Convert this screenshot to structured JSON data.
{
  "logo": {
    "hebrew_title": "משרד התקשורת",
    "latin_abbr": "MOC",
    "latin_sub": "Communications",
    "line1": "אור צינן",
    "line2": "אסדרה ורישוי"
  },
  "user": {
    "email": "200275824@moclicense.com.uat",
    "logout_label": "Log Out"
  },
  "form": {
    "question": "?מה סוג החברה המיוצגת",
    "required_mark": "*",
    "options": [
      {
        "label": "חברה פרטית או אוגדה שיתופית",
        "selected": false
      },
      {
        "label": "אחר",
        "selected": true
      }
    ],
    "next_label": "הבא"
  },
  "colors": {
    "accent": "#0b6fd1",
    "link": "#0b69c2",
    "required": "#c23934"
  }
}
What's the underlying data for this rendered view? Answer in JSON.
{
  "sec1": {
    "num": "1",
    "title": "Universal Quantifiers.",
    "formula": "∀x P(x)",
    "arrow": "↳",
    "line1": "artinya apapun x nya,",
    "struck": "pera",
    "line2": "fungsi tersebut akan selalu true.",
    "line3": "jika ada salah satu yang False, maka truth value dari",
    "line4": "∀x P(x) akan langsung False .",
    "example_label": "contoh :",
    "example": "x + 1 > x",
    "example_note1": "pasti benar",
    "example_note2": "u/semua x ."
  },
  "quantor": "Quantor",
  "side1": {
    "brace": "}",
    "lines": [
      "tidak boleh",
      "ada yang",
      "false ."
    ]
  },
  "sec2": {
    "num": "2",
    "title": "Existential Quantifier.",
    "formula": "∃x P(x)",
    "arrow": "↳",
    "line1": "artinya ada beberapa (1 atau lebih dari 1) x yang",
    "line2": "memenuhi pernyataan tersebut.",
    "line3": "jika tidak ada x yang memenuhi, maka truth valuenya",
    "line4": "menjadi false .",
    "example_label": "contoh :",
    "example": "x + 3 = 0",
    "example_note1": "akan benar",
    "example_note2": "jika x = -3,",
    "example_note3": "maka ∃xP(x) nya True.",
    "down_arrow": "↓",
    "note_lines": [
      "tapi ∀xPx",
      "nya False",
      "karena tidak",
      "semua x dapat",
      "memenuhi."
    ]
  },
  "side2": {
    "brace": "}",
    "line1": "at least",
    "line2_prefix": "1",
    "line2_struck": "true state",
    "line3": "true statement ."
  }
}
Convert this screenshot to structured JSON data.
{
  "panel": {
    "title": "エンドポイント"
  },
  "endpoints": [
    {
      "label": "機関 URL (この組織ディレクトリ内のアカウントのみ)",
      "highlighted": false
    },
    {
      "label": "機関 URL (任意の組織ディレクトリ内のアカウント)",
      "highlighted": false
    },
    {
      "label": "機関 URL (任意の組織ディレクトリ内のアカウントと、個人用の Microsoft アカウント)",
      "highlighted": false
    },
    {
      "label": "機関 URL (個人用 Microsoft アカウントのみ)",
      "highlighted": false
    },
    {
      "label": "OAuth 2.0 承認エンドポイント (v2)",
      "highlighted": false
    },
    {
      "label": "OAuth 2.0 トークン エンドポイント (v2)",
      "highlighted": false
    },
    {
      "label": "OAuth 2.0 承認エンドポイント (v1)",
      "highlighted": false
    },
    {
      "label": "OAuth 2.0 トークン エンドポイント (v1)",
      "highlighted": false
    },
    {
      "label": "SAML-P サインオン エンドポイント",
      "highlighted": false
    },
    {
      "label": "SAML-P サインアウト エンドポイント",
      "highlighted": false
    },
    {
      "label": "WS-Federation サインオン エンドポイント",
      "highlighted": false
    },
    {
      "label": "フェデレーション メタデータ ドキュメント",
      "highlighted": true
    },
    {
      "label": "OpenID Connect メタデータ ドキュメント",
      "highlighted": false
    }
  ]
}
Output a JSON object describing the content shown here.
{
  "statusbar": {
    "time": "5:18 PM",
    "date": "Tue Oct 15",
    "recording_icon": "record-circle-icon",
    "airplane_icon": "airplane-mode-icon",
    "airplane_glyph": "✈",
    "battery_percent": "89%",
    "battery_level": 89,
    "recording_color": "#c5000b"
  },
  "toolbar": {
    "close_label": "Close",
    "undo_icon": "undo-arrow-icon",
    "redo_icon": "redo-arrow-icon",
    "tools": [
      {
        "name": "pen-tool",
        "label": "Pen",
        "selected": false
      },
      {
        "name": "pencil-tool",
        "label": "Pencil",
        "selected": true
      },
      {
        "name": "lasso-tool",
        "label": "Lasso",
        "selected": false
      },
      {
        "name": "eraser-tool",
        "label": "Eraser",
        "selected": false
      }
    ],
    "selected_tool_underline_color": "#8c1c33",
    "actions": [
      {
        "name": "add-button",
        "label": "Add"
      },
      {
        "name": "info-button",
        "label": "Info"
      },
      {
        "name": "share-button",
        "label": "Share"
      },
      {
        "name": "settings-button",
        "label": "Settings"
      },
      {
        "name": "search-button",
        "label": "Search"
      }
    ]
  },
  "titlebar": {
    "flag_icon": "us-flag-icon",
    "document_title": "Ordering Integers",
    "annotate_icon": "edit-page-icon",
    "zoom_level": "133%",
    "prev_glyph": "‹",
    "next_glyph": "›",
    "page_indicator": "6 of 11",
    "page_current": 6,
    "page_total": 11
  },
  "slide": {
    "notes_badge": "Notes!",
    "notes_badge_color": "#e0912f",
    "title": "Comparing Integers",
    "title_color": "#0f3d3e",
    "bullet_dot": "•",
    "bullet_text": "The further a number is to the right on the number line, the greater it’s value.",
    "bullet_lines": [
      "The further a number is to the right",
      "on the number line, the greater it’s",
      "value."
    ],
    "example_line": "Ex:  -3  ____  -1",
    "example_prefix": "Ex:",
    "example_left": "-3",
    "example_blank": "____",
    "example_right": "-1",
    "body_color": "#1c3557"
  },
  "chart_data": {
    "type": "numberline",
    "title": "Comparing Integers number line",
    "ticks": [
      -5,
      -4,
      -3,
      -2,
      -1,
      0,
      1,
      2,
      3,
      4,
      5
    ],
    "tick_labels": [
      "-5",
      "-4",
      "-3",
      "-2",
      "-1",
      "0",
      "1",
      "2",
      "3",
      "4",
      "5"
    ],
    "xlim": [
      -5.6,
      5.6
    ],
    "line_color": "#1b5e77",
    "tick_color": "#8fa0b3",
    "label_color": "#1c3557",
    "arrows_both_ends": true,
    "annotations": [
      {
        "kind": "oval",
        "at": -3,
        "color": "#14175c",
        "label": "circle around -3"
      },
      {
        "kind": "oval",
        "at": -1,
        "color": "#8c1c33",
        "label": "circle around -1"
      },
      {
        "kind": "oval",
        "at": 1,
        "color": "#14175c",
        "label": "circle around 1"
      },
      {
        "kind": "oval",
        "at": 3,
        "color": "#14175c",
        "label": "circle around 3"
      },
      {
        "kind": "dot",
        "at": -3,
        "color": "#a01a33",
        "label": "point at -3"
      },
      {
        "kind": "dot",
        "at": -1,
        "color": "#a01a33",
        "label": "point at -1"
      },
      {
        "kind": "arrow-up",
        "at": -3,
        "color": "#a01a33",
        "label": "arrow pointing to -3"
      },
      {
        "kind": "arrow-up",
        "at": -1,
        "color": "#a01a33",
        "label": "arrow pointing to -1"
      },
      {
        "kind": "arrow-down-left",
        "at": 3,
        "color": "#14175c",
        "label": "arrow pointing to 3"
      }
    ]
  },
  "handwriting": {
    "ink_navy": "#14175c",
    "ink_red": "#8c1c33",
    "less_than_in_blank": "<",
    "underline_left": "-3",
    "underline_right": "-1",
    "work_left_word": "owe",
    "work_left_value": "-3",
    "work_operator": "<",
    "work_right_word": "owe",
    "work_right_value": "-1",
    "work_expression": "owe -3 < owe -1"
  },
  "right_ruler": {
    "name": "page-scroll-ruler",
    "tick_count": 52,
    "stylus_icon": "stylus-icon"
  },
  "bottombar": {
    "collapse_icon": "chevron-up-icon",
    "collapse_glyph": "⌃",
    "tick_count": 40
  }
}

> Stated exercise: Above are some records. Count the lines among them with the word "semua", and answer with the number only.

> Correct result: 2